-- Start --
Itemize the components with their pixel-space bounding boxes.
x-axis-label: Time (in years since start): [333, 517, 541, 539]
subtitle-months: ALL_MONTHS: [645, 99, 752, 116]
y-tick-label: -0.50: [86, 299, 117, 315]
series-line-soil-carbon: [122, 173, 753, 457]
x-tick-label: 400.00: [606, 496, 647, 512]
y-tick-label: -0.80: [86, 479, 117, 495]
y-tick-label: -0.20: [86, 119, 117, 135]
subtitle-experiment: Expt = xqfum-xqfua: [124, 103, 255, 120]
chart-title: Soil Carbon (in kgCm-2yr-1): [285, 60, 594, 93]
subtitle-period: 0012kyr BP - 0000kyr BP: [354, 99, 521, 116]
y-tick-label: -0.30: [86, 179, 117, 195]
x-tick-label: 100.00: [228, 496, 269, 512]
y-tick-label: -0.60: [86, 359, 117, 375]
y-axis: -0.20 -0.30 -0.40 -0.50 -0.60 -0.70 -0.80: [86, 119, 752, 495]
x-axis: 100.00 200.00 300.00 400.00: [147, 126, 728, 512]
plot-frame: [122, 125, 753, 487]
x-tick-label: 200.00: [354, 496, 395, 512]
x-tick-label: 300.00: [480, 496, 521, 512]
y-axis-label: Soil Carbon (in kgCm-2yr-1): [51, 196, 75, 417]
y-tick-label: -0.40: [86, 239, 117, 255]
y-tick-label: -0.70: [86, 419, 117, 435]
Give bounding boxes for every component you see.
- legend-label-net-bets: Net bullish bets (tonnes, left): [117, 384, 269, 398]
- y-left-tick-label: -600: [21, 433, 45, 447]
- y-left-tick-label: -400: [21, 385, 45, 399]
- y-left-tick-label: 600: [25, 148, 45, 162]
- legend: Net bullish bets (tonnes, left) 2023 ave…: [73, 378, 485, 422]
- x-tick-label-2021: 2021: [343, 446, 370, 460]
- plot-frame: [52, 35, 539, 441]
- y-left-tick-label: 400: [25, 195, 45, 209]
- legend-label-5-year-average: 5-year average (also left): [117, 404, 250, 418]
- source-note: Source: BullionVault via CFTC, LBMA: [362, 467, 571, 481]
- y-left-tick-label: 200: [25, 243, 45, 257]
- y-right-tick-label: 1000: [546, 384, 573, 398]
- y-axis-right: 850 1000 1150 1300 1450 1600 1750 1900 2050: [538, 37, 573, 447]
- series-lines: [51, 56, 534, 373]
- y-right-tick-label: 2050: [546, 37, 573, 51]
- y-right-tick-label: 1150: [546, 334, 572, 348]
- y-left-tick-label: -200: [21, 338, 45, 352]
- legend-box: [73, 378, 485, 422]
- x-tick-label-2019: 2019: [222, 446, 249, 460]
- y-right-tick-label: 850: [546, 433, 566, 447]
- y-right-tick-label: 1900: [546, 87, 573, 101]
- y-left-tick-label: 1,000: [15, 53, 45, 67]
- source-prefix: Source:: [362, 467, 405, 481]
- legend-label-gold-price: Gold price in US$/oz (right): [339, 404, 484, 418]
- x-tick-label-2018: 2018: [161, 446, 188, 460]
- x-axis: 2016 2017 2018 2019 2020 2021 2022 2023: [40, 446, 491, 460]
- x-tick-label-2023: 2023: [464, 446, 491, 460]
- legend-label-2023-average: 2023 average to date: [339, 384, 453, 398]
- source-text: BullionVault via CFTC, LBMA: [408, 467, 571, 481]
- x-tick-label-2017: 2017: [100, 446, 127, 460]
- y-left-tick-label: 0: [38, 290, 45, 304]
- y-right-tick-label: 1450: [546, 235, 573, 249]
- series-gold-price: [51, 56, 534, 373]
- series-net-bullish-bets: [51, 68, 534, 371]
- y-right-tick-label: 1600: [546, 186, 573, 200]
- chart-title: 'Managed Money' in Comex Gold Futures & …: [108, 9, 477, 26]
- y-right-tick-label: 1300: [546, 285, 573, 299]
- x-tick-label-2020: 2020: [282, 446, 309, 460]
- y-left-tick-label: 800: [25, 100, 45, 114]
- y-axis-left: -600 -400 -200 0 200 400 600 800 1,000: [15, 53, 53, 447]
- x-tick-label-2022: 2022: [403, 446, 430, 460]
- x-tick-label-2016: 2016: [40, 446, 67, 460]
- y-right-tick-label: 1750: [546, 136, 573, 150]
-- End --
WRITTEN REQUEST> Write out every line above without changing anything.

WRITTEN ANSWER>
Itemize the components with their pixel-space bounding boxes.
x-axis-label: Time (in years since start): [333, 517, 541, 539]
subtitle-months: ALL_MONTHS: [645, 99, 752, 116]
y-tick-label: -0.50: [86, 299, 117, 315]
series-line-soil-carbon: [122, 173, 753, 457]
x-tick-label: 400.00: [606, 496, 647, 512]
y-tick-label: -0.80: [86, 479, 117, 495]
y-tick-label: -0.20: [86, 119, 117, 135]
subtitle-experiment: Expt = xqfum-xqfua: [124, 103, 255, 120]
chart-title: Soil Carbon (in kgCm-2yr-1): [285, 60, 594, 93]
subtitle-period: 0012kyr BP - 0000kyr BP: [354, 99, 521, 116]
y-tick-label: -0.30: [86, 179, 117, 195]
x-tick-label: 100.00: [228, 496, 269, 512]
y-tick-label: -0.60: [86, 359, 117, 375]
y-axis: -0.20 -0.30 -0.40 -0.50 -0.60 -0.70 -0.80: [86, 119, 752, 495]
x-axis: 100.00 200.00 300.00 400.00: [147, 126, 728, 512]
plot-frame: [122, 125, 753, 487]
x-tick-label: 200.00: [354, 496, 395, 512]
x-tick-label: 300.00: [480, 496, 521, 512]
y-axis-label: Soil Carbon (in kgCm-2yr-1): [51, 196, 75, 417]
y-tick-label: -0.40: [86, 239, 117, 255]
y-tick-label: -0.70: [86, 419, 117, 435]
Give bounding boxes for every component you see.
- legend-label-net-bets: Net bullish bets (tonnes, left): [117, 384, 269, 398]
- y-left-tick-label: -600: [21, 433, 45, 447]
- y-left-tick-label: -400: [21, 385, 45, 399]
- y-left-tick-label: 600: [25, 148, 45, 162]
- legend: Net bullish bets (tonnes, left) 2023 ave…: [73, 378, 485, 422]
- x-tick-label-2021: 2021: [343, 446, 370, 460]
- plot-frame: [52, 35, 539, 441]
- y-left-tick-label: 400: [25, 195, 45, 209]
- legend-label-5-year-average: 5-year average (also left): [117, 404, 250, 418]
- source-note: Source: BullionVault via CFTC, LBMA: [362, 467, 571, 481]
- y-left-tick-label: 200: [25, 243, 45, 257]
- y-right-tick-label: 1000: [546, 384, 573, 398]
- y-axis-right: 850 1000 1150 1300 1450 1600 1750 1900 2050: [538, 37, 573, 447]
- series-lines: [51, 56, 534, 373]
- y-right-tick-label: 2050: [546, 37, 573, 51]
- y-right-tick-label: 1150: [546, 334, 572, 348]
- y-left-tick-label: -200: [21, 338, 45, 352]
- legend-box: [73, 378, 485, 422]
- x-tick-label-2019: 2019: [222, 446, 249, 460]
- y-right-tick-label: 850: [546, 433, 566, 447]
- y-right-tick-label: 1900: [546, 87, 573, 101]
- y-left-tick-label: 1,000: [15, 53, 45, 67]
- source-prefix: Source:: [362, 467, 405, 481]
- legend-label-gold-price: Gold price in US$/oz (right): [339, 404, 484, 418]
- x-tick-label-2018: 2018: [161, 446, 188, 460]
- x-axis: 2016 2017 2018 2019 2020 2021 2022 2023: [40, 446, 491, 460]
- x-tick-label-2023: 2023: [464, 446, 491, 460]
- legend-label-2023-average: 2023 average to date: [339, 384, 453, 398]
- source-text: BullionVault via CFTC, LBMA: [408, 467, 571, 481]
- x-tick-label-2017: 2017: [100, 446, 127, 460]
- y-left-tick-label: 0: [38, 290, 45, 304]
- y-right-tick-label: 1450: [546, 235, 573, 249]
- series-gold-price: [51, 56, 534, 373]
- series-net-bullish-bets: [51, 68, 534, 371]
- y-right-tick-label: 1600: [546, 186, 573, 200]
- chart-title: 'Managed Money' in Comex Gold Futures & …: [108, 9, 477, 26]
- y-right-tick-label: 1300: [546, 285, 573, 299]
- x-tick-label-2020: 2020: [282, 446, 309, 460]
- y-left-tick-label: 800: [25, 100, 45, 114]
- y-axis-left: -600 -400 -200 0 200 400 600 800 1,000: [15, 53, 53, 447]
- x-tick-label-2022: 2022: [403, 446, 430, 460]
- x-tick-label-2016: 2016: [40, 446, 67, 460]
- y-right-tick-label: 1750: [546, 136, 573, 150]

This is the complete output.